Examine the material below. Gather every line in which the string "heart" appears.
###
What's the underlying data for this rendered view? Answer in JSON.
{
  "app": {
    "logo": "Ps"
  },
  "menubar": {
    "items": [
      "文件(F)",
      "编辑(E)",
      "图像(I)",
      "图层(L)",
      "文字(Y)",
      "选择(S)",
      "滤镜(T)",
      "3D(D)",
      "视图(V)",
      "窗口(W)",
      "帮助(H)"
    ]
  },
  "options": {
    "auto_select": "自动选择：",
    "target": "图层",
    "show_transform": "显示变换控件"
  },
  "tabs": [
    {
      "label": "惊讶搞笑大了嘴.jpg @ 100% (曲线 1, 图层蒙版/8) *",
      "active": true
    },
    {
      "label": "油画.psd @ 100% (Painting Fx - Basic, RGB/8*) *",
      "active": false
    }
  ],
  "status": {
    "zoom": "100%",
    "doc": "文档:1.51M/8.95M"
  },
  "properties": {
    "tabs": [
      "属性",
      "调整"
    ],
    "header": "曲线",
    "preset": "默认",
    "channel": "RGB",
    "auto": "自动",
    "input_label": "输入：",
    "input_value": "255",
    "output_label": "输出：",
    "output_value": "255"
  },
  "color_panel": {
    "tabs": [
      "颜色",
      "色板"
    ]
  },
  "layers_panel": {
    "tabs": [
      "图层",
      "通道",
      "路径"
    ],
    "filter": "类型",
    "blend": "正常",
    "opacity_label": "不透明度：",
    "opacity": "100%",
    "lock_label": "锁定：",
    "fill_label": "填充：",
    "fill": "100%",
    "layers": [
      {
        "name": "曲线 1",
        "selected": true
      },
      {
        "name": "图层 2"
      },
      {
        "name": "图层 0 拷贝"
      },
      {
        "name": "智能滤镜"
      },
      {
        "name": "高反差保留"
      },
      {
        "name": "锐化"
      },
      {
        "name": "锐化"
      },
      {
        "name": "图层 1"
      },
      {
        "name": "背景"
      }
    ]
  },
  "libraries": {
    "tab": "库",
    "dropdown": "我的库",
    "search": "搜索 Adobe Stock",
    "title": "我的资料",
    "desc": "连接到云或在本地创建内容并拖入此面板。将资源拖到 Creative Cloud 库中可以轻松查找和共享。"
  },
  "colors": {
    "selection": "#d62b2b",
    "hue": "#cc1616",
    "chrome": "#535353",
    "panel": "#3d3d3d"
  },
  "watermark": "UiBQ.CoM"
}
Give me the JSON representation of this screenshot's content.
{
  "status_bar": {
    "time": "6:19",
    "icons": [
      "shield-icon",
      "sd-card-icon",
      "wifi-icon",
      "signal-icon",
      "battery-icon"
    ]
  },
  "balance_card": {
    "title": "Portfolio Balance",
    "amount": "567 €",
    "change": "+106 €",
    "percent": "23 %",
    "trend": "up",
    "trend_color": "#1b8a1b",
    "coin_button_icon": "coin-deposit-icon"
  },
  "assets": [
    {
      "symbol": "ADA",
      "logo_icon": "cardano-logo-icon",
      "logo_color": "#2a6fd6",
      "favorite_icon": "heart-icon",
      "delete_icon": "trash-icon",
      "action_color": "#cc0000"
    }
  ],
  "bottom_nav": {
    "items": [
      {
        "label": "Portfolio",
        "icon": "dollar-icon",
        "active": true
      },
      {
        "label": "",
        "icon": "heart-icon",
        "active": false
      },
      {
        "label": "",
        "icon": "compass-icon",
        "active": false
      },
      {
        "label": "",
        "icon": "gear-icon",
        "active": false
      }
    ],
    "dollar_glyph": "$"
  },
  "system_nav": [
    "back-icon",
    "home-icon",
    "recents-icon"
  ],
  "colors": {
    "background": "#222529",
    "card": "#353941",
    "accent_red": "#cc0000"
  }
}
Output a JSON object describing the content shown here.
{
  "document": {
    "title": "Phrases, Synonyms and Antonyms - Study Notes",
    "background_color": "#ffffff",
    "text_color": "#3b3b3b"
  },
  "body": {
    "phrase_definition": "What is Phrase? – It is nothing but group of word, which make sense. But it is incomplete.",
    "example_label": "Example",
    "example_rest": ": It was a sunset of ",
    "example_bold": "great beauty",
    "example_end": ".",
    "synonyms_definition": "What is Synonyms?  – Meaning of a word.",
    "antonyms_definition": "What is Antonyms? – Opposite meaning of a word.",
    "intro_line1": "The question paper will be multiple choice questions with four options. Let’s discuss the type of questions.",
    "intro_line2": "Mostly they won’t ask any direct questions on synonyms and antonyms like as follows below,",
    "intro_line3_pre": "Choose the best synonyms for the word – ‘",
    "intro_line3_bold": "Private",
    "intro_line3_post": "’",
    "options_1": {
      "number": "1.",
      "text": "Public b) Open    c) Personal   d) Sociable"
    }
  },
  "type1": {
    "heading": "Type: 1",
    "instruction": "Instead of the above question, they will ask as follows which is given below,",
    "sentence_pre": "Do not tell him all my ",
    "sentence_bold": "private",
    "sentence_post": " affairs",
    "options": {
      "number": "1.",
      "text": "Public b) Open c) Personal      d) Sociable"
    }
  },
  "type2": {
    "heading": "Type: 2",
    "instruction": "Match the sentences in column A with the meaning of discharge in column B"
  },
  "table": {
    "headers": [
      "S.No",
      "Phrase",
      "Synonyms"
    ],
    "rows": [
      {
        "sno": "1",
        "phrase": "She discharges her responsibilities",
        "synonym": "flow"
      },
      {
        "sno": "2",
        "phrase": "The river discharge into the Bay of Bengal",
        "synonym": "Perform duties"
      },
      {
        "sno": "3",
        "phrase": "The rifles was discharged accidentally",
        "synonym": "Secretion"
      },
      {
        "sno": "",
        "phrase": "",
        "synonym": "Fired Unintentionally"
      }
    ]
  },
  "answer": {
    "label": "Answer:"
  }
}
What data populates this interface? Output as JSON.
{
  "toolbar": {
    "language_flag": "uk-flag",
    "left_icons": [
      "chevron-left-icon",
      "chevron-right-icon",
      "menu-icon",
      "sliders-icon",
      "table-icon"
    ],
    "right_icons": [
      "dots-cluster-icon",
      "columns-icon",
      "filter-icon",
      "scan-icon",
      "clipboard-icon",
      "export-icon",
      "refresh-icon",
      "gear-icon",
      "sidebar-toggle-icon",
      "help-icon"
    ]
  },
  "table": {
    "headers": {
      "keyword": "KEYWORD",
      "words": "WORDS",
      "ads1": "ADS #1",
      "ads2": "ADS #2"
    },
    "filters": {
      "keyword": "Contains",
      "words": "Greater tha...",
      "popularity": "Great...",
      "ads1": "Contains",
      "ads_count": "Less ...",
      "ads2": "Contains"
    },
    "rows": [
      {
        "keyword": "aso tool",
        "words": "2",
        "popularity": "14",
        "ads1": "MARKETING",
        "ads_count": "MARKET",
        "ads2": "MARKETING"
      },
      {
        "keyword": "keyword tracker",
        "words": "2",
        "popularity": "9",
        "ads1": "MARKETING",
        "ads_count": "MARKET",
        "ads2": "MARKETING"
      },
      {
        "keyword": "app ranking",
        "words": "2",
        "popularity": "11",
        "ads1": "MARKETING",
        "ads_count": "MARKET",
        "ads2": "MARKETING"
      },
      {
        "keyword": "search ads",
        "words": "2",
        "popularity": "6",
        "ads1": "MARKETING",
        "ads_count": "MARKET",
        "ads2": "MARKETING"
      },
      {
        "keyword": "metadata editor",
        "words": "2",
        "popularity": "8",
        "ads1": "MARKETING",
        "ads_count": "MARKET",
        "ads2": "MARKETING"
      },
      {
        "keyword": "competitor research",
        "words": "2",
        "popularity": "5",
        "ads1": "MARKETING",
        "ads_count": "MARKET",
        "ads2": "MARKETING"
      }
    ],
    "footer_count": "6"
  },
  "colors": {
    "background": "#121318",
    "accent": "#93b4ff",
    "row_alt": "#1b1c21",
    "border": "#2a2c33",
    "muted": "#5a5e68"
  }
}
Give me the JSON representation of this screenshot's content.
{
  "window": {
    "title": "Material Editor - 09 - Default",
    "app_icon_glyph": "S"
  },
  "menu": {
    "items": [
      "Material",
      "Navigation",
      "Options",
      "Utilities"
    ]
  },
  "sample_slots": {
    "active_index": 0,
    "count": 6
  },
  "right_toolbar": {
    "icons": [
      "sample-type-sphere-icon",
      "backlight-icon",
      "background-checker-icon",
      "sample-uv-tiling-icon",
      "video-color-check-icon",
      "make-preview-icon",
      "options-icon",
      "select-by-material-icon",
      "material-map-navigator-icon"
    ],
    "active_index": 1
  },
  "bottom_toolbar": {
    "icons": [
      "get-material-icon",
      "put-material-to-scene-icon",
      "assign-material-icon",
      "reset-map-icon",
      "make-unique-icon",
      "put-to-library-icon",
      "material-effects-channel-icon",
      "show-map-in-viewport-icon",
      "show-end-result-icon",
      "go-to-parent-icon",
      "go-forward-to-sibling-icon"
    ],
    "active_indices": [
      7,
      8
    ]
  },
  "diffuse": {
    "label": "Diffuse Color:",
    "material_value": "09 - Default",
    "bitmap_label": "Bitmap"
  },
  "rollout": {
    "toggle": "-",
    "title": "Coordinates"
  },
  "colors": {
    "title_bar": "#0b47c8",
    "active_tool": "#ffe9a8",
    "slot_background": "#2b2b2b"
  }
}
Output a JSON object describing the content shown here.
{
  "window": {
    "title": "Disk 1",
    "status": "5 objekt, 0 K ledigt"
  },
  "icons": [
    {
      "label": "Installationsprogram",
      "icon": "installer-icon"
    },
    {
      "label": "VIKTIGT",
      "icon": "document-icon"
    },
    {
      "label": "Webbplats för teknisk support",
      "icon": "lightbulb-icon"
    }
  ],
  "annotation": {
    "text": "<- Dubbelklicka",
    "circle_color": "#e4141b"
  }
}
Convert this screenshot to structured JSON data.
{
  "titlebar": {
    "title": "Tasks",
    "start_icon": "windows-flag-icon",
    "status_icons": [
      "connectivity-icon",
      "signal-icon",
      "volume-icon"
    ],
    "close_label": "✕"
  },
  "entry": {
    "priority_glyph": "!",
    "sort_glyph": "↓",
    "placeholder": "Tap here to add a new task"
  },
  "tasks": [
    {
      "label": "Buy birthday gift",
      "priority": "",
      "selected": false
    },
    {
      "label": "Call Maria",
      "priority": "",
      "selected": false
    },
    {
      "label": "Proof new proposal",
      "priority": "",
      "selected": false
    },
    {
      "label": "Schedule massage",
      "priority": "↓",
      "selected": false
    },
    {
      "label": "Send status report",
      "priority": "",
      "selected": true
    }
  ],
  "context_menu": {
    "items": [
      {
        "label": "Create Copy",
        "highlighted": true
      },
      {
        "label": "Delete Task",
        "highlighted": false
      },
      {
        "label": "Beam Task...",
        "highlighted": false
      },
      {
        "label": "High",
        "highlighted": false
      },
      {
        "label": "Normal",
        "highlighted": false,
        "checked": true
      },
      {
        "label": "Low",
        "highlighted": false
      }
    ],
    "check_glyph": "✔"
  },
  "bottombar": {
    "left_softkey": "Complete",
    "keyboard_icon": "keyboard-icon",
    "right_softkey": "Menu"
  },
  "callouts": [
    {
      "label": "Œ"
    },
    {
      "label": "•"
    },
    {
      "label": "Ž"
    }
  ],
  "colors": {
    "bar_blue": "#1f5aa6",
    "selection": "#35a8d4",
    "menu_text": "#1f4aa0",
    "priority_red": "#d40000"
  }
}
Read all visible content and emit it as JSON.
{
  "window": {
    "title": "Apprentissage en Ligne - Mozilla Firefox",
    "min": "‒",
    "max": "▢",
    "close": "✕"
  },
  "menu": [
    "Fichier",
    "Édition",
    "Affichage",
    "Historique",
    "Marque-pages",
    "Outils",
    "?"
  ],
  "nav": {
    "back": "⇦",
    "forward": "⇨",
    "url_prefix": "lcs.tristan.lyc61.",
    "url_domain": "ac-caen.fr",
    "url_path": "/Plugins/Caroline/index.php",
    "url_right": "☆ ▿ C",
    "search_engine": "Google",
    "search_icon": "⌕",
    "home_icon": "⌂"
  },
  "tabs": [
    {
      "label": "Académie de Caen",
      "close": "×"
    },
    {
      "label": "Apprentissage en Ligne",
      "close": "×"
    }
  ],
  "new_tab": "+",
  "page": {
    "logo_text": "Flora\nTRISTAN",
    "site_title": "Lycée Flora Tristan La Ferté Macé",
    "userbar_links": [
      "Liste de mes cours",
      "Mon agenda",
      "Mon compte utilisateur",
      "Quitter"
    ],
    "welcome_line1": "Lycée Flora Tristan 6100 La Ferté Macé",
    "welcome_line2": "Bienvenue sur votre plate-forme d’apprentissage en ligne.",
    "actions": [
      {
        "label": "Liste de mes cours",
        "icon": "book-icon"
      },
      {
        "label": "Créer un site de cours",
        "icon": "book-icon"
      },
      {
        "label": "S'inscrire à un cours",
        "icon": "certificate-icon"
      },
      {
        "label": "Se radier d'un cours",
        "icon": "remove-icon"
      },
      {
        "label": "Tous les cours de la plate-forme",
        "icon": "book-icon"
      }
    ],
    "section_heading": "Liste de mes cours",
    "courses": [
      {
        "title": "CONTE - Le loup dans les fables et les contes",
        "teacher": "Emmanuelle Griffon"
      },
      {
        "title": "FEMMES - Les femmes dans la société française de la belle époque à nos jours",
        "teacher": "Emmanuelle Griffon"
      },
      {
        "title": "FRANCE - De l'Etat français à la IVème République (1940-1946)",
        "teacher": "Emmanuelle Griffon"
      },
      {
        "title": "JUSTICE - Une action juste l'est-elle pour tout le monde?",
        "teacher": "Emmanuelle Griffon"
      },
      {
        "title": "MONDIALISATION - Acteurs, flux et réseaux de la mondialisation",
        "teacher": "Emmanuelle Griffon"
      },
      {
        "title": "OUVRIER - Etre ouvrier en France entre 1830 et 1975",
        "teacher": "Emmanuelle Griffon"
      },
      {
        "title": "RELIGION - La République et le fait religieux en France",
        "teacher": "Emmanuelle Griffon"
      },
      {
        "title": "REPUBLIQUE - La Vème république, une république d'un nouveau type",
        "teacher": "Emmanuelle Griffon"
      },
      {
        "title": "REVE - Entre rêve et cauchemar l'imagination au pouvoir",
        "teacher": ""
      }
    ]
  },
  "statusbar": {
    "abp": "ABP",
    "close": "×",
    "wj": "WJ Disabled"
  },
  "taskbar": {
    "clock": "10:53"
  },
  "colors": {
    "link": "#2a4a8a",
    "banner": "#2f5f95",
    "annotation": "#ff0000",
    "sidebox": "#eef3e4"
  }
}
###
▸ **Correct result**:
      "favorite_icon": "heart-icon",
        "icon": "heart-icon",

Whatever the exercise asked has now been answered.